* [WHAT IS REQUIRED]:
Collect all the lines that mention the word "screenshot".

Dataset excerpts
_____

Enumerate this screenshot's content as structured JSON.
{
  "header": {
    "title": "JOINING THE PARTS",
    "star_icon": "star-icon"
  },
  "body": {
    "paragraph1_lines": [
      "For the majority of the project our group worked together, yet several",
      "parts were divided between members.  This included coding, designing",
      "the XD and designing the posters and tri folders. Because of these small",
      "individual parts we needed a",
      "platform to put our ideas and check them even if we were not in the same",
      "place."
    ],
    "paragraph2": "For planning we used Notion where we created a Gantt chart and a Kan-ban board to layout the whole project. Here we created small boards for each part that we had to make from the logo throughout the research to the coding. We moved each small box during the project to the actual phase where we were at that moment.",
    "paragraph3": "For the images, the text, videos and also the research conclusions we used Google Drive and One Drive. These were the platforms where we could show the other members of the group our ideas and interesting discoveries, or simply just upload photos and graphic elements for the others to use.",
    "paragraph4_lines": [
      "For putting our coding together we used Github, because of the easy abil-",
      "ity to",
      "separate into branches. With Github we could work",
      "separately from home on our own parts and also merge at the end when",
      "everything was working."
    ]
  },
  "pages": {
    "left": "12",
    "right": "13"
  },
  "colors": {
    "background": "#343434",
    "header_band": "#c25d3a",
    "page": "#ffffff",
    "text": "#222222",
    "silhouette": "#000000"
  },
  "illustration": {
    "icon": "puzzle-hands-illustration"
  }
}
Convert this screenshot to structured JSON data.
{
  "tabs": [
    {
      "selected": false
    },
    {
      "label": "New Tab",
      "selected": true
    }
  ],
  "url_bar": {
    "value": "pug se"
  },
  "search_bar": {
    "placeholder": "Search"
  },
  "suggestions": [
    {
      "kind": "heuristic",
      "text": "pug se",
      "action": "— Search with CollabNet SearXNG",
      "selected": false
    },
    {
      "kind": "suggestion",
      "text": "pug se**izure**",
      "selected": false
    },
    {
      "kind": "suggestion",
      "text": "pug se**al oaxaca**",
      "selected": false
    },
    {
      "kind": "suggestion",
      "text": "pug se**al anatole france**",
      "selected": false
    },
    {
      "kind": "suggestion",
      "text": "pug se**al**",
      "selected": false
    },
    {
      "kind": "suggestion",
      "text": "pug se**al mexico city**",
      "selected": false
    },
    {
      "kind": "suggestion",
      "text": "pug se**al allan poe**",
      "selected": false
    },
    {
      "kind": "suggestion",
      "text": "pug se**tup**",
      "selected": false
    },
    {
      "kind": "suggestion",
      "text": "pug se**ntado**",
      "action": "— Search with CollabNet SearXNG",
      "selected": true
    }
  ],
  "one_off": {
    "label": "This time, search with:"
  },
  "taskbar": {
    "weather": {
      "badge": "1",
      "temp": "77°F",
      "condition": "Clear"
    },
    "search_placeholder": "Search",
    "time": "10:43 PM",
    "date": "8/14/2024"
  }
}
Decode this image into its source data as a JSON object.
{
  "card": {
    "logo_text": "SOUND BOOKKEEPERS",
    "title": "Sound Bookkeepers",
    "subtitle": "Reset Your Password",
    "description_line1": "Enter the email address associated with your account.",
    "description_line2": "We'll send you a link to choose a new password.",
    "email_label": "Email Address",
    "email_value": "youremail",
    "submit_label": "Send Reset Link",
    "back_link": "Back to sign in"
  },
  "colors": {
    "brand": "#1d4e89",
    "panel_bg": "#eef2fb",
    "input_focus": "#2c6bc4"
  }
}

_____

* [WRITTEN REPLY]:
Enumerate this screenshot's content as structured JSON.
Convert this screenshot to structured JSON data.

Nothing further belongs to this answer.